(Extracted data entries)
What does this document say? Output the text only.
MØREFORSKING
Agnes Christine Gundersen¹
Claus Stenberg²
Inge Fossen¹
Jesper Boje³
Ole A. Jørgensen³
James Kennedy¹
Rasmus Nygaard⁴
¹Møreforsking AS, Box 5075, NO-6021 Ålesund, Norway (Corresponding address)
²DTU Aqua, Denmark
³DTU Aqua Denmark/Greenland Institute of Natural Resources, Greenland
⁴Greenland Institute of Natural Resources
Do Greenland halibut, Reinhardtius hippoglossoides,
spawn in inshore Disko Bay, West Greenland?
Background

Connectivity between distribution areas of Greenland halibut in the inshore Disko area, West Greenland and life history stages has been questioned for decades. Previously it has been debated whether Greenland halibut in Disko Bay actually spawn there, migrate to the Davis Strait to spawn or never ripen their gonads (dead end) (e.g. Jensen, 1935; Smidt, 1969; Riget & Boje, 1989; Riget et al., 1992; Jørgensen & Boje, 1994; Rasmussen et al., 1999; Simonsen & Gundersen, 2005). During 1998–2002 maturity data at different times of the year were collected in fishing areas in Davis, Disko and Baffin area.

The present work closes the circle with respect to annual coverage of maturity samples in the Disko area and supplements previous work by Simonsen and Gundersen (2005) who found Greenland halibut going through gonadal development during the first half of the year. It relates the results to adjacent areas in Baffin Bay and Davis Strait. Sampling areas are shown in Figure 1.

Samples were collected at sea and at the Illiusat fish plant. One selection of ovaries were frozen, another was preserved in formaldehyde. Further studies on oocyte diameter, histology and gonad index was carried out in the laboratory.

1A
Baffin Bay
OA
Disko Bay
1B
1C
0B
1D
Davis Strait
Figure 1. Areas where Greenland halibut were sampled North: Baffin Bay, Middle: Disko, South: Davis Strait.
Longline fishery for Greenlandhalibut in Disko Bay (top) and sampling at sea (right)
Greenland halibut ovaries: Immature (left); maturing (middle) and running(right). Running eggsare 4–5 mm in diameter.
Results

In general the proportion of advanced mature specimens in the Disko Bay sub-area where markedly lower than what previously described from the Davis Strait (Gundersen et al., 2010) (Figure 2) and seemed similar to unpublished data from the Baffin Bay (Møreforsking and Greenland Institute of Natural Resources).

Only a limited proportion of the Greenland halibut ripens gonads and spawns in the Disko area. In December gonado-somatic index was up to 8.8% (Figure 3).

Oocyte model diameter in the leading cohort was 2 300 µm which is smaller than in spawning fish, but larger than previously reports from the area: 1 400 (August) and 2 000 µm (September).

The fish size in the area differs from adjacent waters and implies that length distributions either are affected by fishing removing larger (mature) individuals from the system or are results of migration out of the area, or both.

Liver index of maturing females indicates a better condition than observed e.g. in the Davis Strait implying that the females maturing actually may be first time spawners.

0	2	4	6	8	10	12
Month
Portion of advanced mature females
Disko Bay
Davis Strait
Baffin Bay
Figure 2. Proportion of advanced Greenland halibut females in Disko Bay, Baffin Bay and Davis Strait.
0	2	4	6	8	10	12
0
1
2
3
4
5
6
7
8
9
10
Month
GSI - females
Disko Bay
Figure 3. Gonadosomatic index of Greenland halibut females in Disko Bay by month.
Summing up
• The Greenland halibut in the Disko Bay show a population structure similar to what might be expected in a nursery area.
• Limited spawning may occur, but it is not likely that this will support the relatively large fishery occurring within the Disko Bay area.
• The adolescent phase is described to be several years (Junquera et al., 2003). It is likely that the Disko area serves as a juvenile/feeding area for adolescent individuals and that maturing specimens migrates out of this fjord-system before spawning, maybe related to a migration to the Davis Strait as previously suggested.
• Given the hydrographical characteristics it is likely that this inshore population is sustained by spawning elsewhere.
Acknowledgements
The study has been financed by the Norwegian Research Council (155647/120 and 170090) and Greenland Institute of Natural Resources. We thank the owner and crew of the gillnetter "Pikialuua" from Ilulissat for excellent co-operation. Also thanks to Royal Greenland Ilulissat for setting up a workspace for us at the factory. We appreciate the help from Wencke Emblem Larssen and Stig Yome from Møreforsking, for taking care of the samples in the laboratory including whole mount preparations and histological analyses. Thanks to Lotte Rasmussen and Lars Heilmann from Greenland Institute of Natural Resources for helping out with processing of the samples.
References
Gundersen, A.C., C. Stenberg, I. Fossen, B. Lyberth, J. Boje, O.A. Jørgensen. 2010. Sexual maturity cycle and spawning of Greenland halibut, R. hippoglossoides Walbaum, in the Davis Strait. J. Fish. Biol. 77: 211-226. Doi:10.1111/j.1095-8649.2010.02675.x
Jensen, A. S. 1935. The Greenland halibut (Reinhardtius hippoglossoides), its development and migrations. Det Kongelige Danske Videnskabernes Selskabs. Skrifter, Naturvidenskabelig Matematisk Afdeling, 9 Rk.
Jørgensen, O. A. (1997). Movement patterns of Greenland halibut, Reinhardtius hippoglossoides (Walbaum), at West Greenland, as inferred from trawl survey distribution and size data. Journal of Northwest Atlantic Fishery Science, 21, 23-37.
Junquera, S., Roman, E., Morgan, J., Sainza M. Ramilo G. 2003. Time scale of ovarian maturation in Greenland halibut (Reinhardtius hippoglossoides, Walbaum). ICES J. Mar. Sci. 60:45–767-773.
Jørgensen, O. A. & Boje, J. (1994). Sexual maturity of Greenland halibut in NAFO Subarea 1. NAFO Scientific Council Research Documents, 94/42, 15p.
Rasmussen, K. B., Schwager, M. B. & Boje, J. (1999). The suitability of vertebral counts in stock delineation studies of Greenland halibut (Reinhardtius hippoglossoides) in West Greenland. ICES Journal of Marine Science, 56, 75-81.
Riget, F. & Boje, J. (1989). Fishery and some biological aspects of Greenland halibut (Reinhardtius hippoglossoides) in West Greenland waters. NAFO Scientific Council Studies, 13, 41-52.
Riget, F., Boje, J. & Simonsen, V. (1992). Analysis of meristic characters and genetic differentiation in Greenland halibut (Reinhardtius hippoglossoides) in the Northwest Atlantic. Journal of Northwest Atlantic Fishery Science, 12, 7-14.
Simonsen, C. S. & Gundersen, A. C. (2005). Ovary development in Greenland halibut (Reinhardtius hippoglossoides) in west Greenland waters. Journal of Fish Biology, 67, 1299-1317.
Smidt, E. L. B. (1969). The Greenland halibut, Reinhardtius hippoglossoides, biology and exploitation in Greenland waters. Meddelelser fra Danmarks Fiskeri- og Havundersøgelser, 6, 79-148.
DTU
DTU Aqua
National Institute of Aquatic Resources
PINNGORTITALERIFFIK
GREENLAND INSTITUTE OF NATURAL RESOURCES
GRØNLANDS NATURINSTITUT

- [Task description] For each line above that contains the word "ICES", copy that line.

- [The solution]
Junquera, S., Roman, E., Morgan, J., Sainza M. Ramilo G. 2003. Time scale of ovarian maturation in Greenland halibut (Reinhardtius hippoglossoides, Walbaum). ICES J. Mar. Sci. 60:45–767-773.
Rasmussen, K. B., Schwager, M. B. & Boje, J. (1999). The suitability of vertebral counts in stock delineation studies of Greenland halibut (Reinhardtius hippoglossoides) in West Greenland. ICES Journal of Marine Science, 56, 75-81.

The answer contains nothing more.